==== Page extract ====

MT: I can see the opponents of inflation targeting emphasizing the result that the two goals aren't always aligned in realistic models.

FM: These examples narrow the degree to which the recent findings of congruence between stabilizing inflation and economic activity apply in all cases, but they do not necessarily overturn the findings. The example of sticky wages would not invalidate the view that stabilizing inflation stabilizes economic activity if wages are sticky, for example, because they are held constant in order to operate as an "insurance" contract between employers and workers. And for many of the inefficient shocks that drive a wedge between the sustainable level of output and the level of output associated with price stability, monetary policy may be the wrong tool to offset their effects.

MT: So is it a no brainer, just stabilize inflation and go home?

FM: Central banks at times will still face difficult decisions regarding the short-run tradeoff between stabilizing inflation and output. For example, judging from the fit of New Keynesian Phillips curves, a substantial fraction of overall inflation variability seems related to supply-type shocks that create a tradeoff between inflation and output-gap stabilization. But the key insight from recent research--that the interaction between inflation fluctuations and relative price distortions should lead to a focus on the stability of nominal prices that adjust sluggishly--will likely prove to have important practical implications that can help contribute to inflation and employment stabilization.

==== Material ====

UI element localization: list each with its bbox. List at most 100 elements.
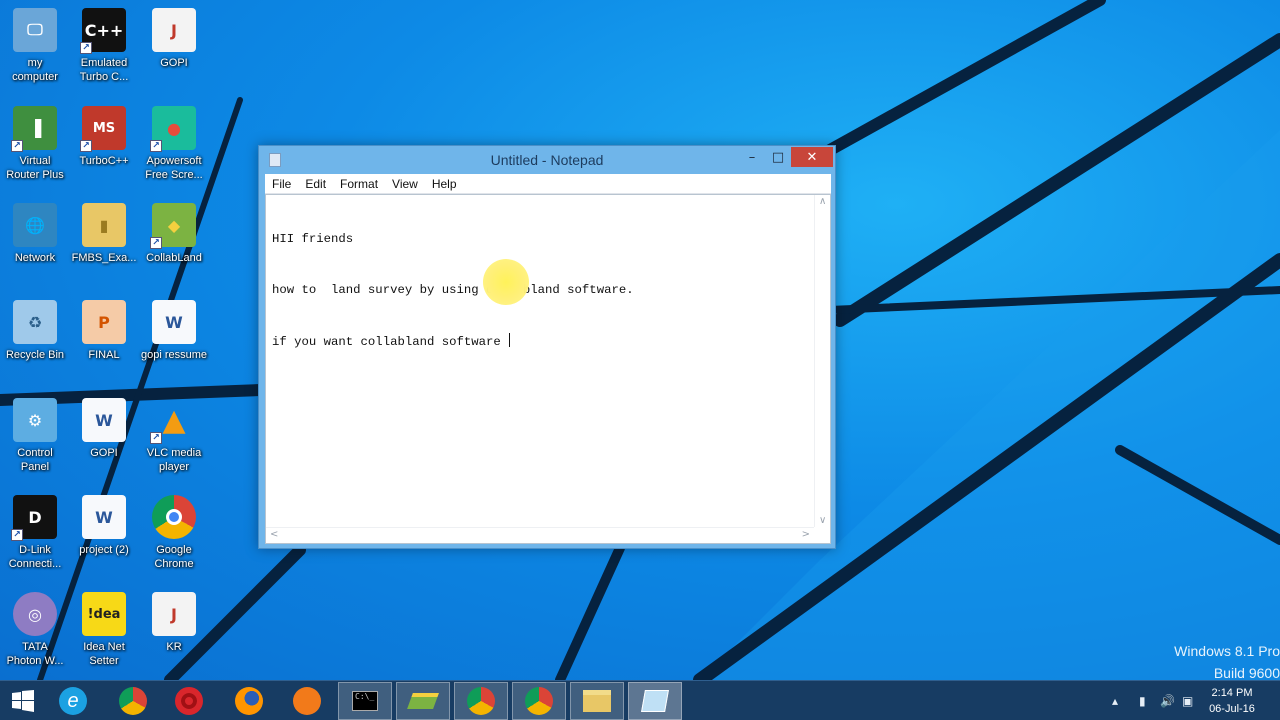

====

[Challenges]
[1] Answer these questions about the interview on inflation targeting:
(a) According to FM, why might wages be held constant?
(b) For many of the inefficient shocks, what does FM say monetary policy may be?
(c) Judging from the fit of New Keynesian Phillips curves, what does a substantial fraction of overall inflation variability seem related to?
[2] In the interview on inflation targeting, replace "Central banks" with "Monetary authorities" in the passage starting at "FM: Central banks" and ending at "and employment stabilization.", and write out the revised passage.

[Solutions by task]
[1]
(a) So that they operate as an "insurance" contract between employers and workers.
(b) The wrong tool to offset their effects.
(c) Supply-type shocks that create a tradeoff between inflation and output-gap stabilization.

[2]
FM: Monetary authorities at times will still face difficult decisions regarding the short-run tradeoff between stabilizing inflation and output. For example, judging from the fit of New Keynesian Phillips curves, a substantial fraction of overall inflation variability seems related to supply-type shocks that create a tradeoff between inflation and output-gap stabilization. But the key insight from recent research--that the interaction between inflation fluctuations and relative price distortions should lead to a focus on the stability of nominal prices that adjust sluggishly--will likely prove to have important practical implications that can help contribute to inflation and employment stabilization.